> STATED EXERCISE: Your task is to give the listing below back word for word, pictures excluded.

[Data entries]
■ ■ ■

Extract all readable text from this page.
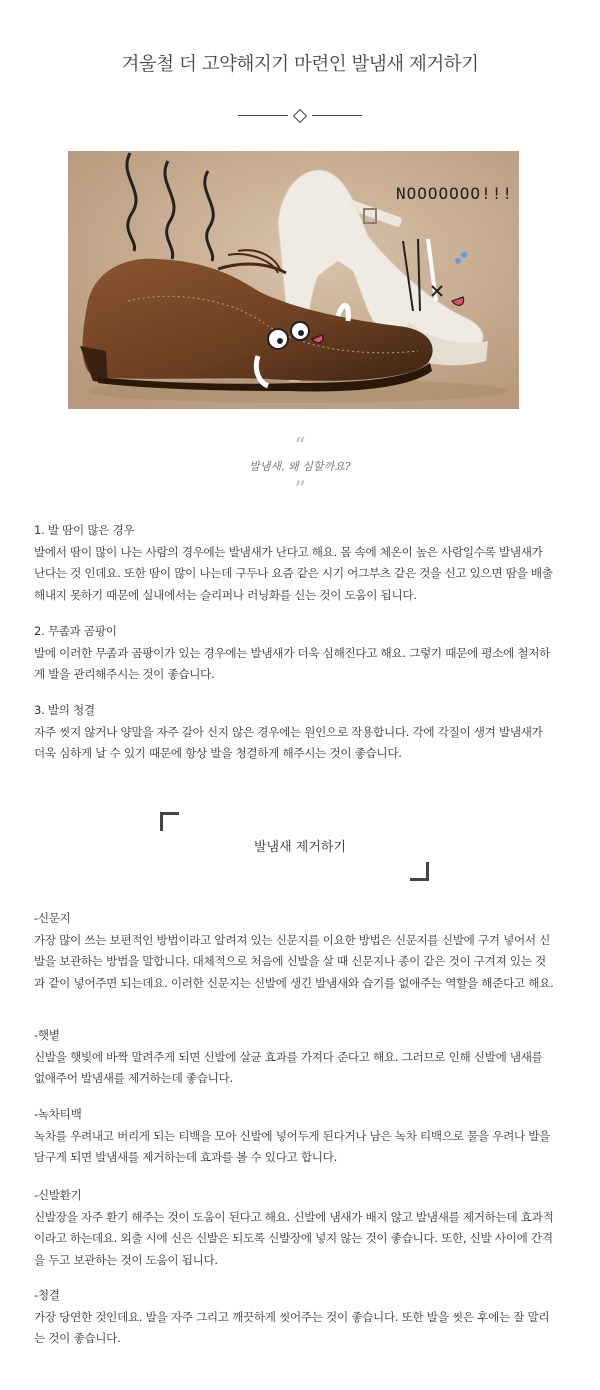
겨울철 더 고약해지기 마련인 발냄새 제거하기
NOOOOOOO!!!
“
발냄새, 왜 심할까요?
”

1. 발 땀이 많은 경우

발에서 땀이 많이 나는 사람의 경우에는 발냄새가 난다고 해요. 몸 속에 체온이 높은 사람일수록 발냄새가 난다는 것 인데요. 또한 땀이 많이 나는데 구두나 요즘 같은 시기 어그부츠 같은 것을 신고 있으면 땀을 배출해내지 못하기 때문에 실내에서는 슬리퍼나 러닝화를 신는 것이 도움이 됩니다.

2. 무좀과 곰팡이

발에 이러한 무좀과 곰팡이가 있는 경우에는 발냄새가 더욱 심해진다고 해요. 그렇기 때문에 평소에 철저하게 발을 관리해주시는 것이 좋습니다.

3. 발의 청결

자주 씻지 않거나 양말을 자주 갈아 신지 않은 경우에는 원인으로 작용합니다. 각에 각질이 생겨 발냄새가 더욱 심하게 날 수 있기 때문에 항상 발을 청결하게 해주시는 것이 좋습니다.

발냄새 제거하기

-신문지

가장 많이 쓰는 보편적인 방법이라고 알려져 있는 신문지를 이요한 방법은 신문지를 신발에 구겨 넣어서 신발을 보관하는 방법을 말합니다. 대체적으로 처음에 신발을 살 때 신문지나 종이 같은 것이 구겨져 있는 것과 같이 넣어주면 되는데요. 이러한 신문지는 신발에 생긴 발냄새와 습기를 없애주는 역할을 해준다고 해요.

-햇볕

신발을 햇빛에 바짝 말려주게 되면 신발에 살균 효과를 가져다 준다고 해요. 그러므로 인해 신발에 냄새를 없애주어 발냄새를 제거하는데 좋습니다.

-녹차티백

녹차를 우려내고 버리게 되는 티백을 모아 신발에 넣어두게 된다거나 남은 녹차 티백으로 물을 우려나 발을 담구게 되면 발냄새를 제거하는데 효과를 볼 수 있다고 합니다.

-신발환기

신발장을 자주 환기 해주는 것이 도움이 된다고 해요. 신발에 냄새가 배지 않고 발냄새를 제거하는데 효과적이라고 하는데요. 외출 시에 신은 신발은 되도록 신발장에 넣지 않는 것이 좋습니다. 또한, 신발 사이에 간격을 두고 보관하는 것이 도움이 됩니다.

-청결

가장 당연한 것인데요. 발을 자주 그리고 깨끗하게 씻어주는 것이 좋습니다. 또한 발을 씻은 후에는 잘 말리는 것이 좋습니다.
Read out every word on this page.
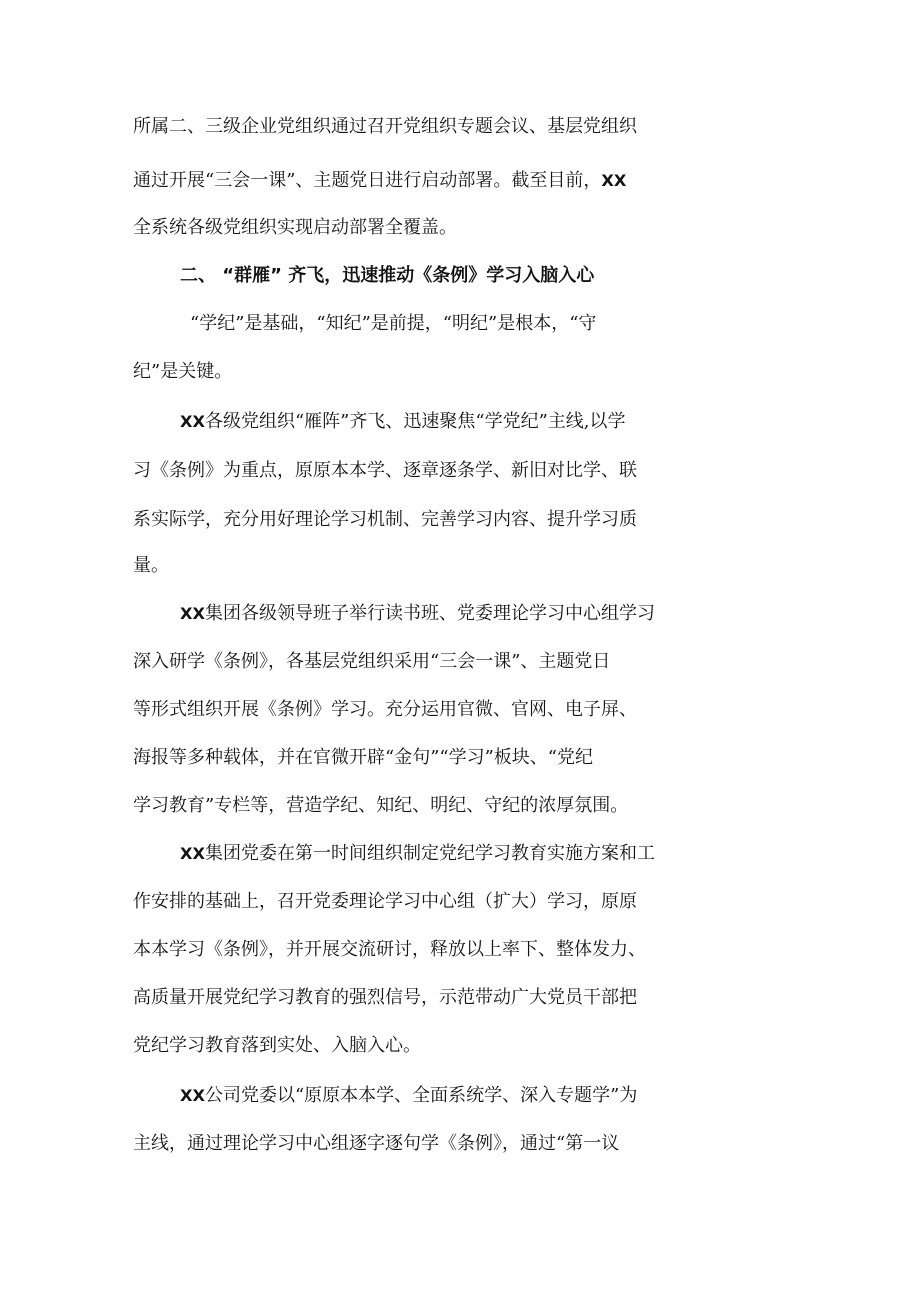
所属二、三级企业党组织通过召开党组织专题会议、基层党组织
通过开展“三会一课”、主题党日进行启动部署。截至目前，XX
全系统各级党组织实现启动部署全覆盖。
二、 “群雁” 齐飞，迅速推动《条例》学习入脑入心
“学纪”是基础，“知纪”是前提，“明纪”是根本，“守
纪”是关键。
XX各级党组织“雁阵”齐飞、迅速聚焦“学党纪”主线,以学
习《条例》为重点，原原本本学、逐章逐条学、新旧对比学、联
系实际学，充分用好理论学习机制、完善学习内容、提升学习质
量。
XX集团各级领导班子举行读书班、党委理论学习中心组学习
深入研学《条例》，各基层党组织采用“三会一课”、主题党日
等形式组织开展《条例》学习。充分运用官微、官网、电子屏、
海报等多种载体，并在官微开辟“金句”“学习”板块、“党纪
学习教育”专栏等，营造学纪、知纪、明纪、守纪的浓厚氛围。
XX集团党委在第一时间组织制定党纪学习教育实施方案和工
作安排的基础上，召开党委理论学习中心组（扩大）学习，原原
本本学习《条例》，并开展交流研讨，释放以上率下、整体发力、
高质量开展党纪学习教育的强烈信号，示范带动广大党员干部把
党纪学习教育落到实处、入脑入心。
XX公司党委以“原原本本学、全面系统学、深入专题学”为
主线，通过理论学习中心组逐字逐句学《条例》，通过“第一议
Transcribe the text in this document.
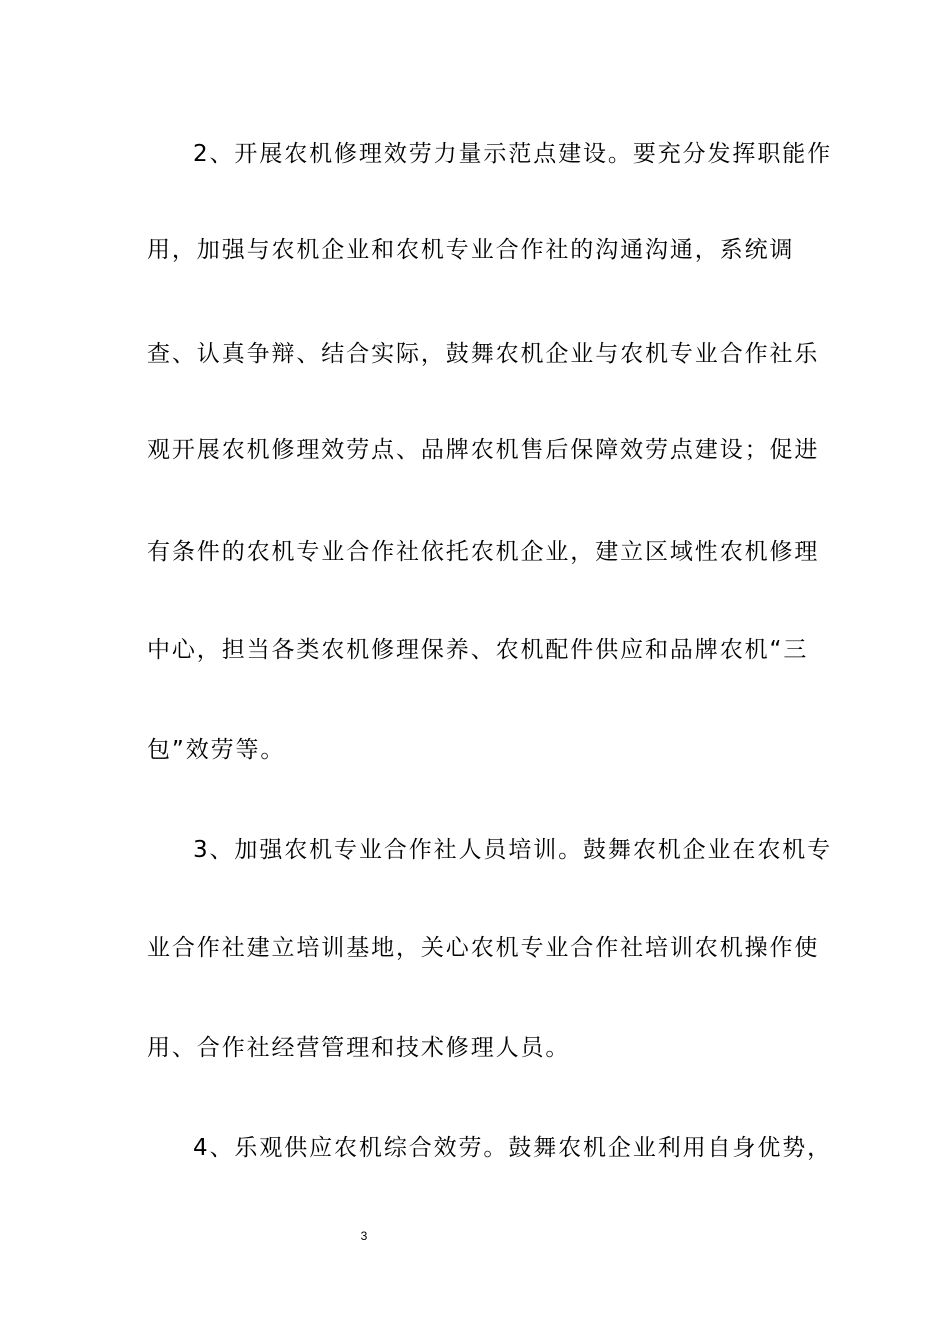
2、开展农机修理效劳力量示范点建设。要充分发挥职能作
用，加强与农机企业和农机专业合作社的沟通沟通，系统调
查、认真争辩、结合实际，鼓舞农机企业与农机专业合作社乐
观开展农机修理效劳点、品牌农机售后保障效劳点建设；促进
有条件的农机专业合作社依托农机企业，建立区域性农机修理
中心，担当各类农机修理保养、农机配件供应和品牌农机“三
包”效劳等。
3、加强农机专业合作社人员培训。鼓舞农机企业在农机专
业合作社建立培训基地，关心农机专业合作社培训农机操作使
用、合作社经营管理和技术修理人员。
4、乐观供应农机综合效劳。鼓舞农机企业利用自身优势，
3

■ ■ ■

> ANSWER TO THE EXERCISE:
Extract all readable text from this page.
겨울철 더 고약해지기 마련인 발냄새 제거하기
NOOOOOOO!!!
“
발냄새, 왜 심할까요?
”

1. 발 땀이 많은 경우

발에서 땀이 많이 나는 사람의 경우에는 발냄새가 난다고 해요. 몸 속에 체온이 높은 사람일수록 발냄새가 난다는 것 인데요. 또한 땀이 많이 나는데 구두나 요즘 같은 시기 어그부츠 같은 것을 신고 있으면 땀을 배출해내지 못하기 때문에 실내에서는 슬리퍼나 러닝화를 신는 것이 도움이 됩니다.

2. 무좀과 곰팡이

발에 이러한 무좀과 곰팡이가 있는 경우에는 발냄새가 더욱 심해진다고 해요. 그렇기 때문에 평소에 철저하게 발을 관리해주시는 것이 좋습니다.

3. 발의 청결

자주 씻지 않거나 양말을 자주 갈아 신지 않은 경우에는 원인으로 작용합니다. 각에 각질이 생겨 발냄새가 더욱 심하게 날 수 있기 때문에 항상 발을 청결하게 해주시는 것이 좋습니다.

발냄새 제거하기

-신문지

가장 많이 쓰는 보편적인 방법이라고 알려져 있는 신문지를 이요한 방법은 신문지를 신발에 구겨 넣어서 신발을 보관하는 방법을 말합니다. 대체적으로 처음에 신발을 살 때 신문지나 종이 같은 것이 구겨져 있는 것과 같이 넣어주면 되는데요. 이러한 신문지는 신발에 생긴 발냄새와 습기를 없애주는 역할을 해준다고 해요.

-햇볕

신발을 햇빛에 바짝 말려주게 되면 신발에 살균 효과를 가져다 준다고 해요. 그러므로 인해 신발에 냄새를 없애주어 발냄새를 제거하는데 좋습니다.

-녹차티백

녹차를 우려내고 버리게 되는 티백을 모아 신발에 넣어두게 된다거나 남은 녹차 티백으로 물을 우려나 발을 담구게 되면 발냄새를 제거하는데 효과를 볼 수 있다고 합니다.

-신발환기

신발장을 자주 환기 해주는 것이 도움이 된다고 해요. 신발에 냄새가 배지 않고 발냄새를 제거하는데 효과적이라고 하는데요. 외출 시에 신은 신발은 되도록 신발장에 넣지 않는 것이 좋습니다. 또한, 신발 사이에 간격을 두고 보관하는 것이 도움이 됩니다.

-청결

가장 당연한 것인데요. 발을 자주 그리고 깨끗하게 씻어주는 것이 좋습니다. 또한 발을 씻은 후에는 잘 말리는 것이 좋습니다.
Read out every word on this page.
所属二、三级企业党组织通过召开党组织专题会议、基层党组织
通过开展“三会一课”、主题党日进行启动部署。截至目前，XX
全系统各级党组织实现启动部署全覆盖。
二、 “群雁” 齐飞，迅速推动《条例》学习入脑入心
“学纪”是基础，“知纪”是前提，“明纪”是根本，“守
纪”是关键。
XX各级党组织“雁阵”齐飞、迅速聚焦“学党纪”主线,以学
习《条例》为重点，原原本本学、逐章逐条学、新旧对比学、联
系实际学，充分用好理论学习机制、完善学习内容、提升学习质
量。
XX集团各级领导班子举行读书班、党委理论学习中心组学习
深入研学《条例》，各基层党组织采用“三会一课”、主题党日
等形式组织开展《条例》学习。充分运用官微、官网、电子屏、
海报等多种载体，并在官微开辟“金句”“学习”板块、“党纪
学习教育”专栏等，营造学纪、知纪、明纪、守纪的浓厚氛围。
XX集团党委在第一时间组织制定党纪学习教育实施方案和工
作安排的基础上，召开党委理论学习中心组（扩大）学习，原原
本本学习《条例》，并开展交流研讨，释放以上率下、整体发力、
高质量开展党纪学习教育的强烈信号，示范带动广大党员干部把
党纪学习教育落到实处、入脑入心。
XX公司党委以“原原本本学、全面系统学、深入专题学”为
主线，通过理论学习中心组逐字逐句学《条例》，通过“第一议
Transcribe the text in this document.
2、开展农机修理效劳力量示范点建设。要充分发挥职能作
用，加强与农机企业和农机专业合作社的沟通沟通，系统调
查、认真争辩、结合实际，鼓舞农机企业与农机专业合作社乐
观开展农机修理效劳点、品牌农机售后保障效劳点建设；促进
有条件的农机专业合作社依托农机企业，建立区域性农机修理
中心，担当各类农机修理保养、农机配件供应和品牌农机“三
包”效劳等。
3、加强农机专业合作社人员培训。鼓舞农机企业在农机专
业合作社建立培训基地，关心农机专业合作社培训农机操作使
用、合作社经营管理和技术修理人员。
4、乐观供应农机综合效劳。鼓舞农机企业利用自身优势，
3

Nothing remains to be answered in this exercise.